◆ Task requirements:
These records must be written out again exactly.

(Data items)
▼

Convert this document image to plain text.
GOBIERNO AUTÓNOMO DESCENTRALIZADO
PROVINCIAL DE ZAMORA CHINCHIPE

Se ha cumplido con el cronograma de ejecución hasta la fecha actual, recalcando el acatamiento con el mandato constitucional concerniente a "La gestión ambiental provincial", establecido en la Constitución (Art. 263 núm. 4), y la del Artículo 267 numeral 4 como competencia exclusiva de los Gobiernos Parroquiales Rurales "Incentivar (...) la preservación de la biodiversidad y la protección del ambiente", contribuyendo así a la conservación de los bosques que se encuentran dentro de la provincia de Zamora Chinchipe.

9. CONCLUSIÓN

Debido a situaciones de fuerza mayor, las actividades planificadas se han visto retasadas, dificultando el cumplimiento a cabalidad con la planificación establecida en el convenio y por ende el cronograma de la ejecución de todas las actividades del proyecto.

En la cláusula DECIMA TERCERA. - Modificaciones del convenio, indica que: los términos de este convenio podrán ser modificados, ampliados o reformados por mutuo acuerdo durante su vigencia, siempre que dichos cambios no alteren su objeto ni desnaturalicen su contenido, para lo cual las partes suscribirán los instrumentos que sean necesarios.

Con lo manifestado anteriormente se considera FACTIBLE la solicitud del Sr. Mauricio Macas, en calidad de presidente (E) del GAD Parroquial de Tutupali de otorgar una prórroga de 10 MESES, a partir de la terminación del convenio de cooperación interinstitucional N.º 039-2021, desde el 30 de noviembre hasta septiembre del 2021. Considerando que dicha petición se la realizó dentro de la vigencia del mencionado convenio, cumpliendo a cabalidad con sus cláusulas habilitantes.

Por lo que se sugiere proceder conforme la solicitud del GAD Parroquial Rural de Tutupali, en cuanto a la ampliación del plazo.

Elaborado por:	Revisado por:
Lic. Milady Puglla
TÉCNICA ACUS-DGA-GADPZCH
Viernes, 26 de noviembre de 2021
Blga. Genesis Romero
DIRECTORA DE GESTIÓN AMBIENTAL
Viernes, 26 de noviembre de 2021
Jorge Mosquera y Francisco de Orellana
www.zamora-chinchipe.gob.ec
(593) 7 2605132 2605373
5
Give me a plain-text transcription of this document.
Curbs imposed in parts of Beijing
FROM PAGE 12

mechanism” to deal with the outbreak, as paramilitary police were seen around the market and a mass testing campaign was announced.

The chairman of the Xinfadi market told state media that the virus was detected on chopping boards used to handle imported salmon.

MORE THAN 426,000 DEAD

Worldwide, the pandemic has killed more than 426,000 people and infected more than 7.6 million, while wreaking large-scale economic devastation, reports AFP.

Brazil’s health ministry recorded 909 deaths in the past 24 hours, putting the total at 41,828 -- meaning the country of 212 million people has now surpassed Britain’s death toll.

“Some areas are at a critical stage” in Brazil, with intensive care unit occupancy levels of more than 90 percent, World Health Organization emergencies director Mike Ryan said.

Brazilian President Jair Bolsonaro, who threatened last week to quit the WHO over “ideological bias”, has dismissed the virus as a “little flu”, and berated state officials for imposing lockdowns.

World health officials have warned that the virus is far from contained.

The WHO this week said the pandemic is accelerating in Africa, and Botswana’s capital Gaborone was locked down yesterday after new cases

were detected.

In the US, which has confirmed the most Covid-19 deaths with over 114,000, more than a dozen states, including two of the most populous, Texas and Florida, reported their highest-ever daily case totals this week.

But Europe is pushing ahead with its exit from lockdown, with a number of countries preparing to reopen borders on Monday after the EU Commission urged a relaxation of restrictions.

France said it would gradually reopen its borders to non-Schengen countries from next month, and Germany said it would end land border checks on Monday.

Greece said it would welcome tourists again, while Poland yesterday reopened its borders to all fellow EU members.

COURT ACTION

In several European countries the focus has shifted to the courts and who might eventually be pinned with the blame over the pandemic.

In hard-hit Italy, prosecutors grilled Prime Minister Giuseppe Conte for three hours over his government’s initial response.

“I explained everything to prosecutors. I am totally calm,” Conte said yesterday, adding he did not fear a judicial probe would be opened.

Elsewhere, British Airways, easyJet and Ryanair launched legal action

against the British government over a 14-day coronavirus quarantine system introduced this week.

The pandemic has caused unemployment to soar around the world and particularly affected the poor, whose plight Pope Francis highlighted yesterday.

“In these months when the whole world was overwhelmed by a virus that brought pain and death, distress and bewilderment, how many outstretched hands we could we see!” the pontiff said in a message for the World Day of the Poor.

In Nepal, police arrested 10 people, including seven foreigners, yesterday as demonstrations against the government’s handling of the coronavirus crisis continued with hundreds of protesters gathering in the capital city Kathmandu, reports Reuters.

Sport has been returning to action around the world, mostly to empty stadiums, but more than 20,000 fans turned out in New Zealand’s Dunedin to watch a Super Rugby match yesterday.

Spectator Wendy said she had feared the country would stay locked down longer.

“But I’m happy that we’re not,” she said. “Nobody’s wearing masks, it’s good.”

▲

◆ Result of this exercise:
Convert this document image to plain text.
GOBIERNO AUTÓNOMO DESCENTRALIZADO
PROVINCIAL DE ZAMORA CHINCHIPE

Se ha cumplido con el cronograma de ejecución hasta la fecha actual, recalcando el acatamiento con el mandato constitucional concerniente a "La gestión ambiental provincial", establecido en la Constitución (Art. 263 núm. 4), y la del Artículo 267 numeral 4 como competencia exclusiva de los Gobiernos Parroquiales Rurales "Incentivar (...) la preservación de la biodiversidad y la protección del ambiente", contribuyendo así a la conservación de los bosques que se encuentran dentro de la provincia de Zamora Chinchipe.

9. CONCLUSIÓN

Debido a situaciones de fuerza mayor, las actividades planificadas se han visto retasadas, dificultando el cumplimiento a cabalidad con la planificación establecida en el convenio y por ende el cronograma de la ejecución de todas las actividades del proyecto.

En la cláusula DECIMA TERCERA. - Modificaciones del convenio, indica que: los términos de este convenio podrán ser modificados, ampliados o reformados por mutuo acuerdo durante su vigencia, siempre que dichos cambios no alteren su objeto ni desnaturalicen su contenido, para lo cual las partes suscribirán los instrumentos que sean necesarios.

Con lo manifestado anteriormente se considera FACTIBLE la solicitud del Sr. Mauricio Macas, en calidad de presidente (E) del GAD Parroquial de Tutupali de otorgar una prórroga de 10 MESES, a partir de la terminación del convenio de cooperación interinstitucional N.º 039-2021, desde el 30 de noviembre hasta septiembre del 2021. Considerando que dicha petición se la realizó dentro de la vigencia del mencionado convenio, cumpliendo a cabalidad con sus cláusulas habilitantes.

Por lo que se sugiere proceder conforme la solicitud del GAD Parroquial Rural de Tutupali, en cuanto a la ampliación del plazo.

Elaborado por:	Revisado por:
Lic. Milady Puglla
TÉCNICA ACUS-DGA-GADPZCH
Viernes, 26 de noviembre de 2021
Blga. Genesis Romero
DIRECTORA DE GESTIÓN AMBIENTAL
Viernes, 26 de noviembre de 2021
Jorge Mosquera y Francisco de Orellana
www.zamora-chinchipe.gob.ec
(593) 7 2605132 2605373
5
Give me a plain-text transcription of this document.
Curbs imposed in parts of Beijing
FROM PAGE 12

mechanism” to deal with the outbreak, as paramilitary police were seen around the market and a mass testing campaign was announced.

The chairman of the Xinfadi market told state media that the virus was detected on chopping boards used to handle imported salmon.

MORE THAN 426,000 DEAD

Worldwide, the pandemic has killed more than 426,000 people and infected more than 7.6 million, while wreaking large-scale economic devastation, reports AFP.

Brazil’s health ministry recorded 909 deaths in the past 24 hours, putting the total at 41,828 -- meaning the country of 212 million people has now surpassed Britain’s death toll.

“Some areas are at a critical stage” in Brazil, with intensive care unit occupancy levels of more than 90 percent, World Health Organization emergencies director Mike Ryan said.

Brazilian President Jair Bolsonaro, who threatened last week to quit the WHO over “ideological bias”, has dismissed the virus as a “little flu”, and berated state officials for imposing lockdowns.

World health officials have warned that the virus is far from contained.

The WHO this week said the pandemic is accelerating in Africa, and Botswana’s capital Gaborone was locked down yesterday after new cases

were detected.

In the US, which has confirmed the most Covid-19 deaths with over 114,000, more than a dozen states, including two of the most populous, Texas and Florida, reported their highest-ever daily case totals this week.

But Europe is pushing ahead with its exit from lockdown, with a number of countries preparing to reopen borders on Monday after the EU Commission urged a relaxation of restrictions.

France said it would gradually reopen its borders to non-Schengen countries from next month, and Germany said it would end land border checks on Monday.

Greece said it would welcome tourists again, while Poland yesterday reopened its borders to all fellow EU members.

COURT ACTION

In several European countries the focus has shifted to the courts and who might eventually be pinned with the blame over the pandemic.

In hard-hit Italy, prosecutors grilled Prime Minister Giuseppe Conte for three hours over his government’s initial response.

“I explained everything to prosecutors. I am totally calm,” Conte said yesterday, adding he did not fear a judicial probe would be opened.

Elsewhere, British Airways, easyJet and Ryanair launched legal action

against the British government over a 14-day coronavirus quarantine system introduced this week.

The pandemic has caused unemployment to soar around the world and particularly affected the poor, whose plight Pope Francis highlighted yesterday.

“In these months when the whole world was overwhelmed by a virus that brought pain and death, distress and bewilderment, how many outstretched hands we could we see!” the pontiff said in a message for the World Day of the Poor.

In Nepal, police arrested 10 people, including seven foreigners, yesterday as demonstrations against the government’s handling of the coronavirus crisis continued with hundreds of protesters gathering in the capital city Kathmandu, reports Reuters.

Sport has been returning to action around the world, mostly to empty stadiums, but more than 20,000 fans turned out in New Zealand’s Dunedin to watch a Super Rugby match yesterday.

Spectator Wendy said she had feared the country would stay locked down longer.

“But I’m happy that we’re not,” she said. “Nobody’s wearing masks, it’s good.”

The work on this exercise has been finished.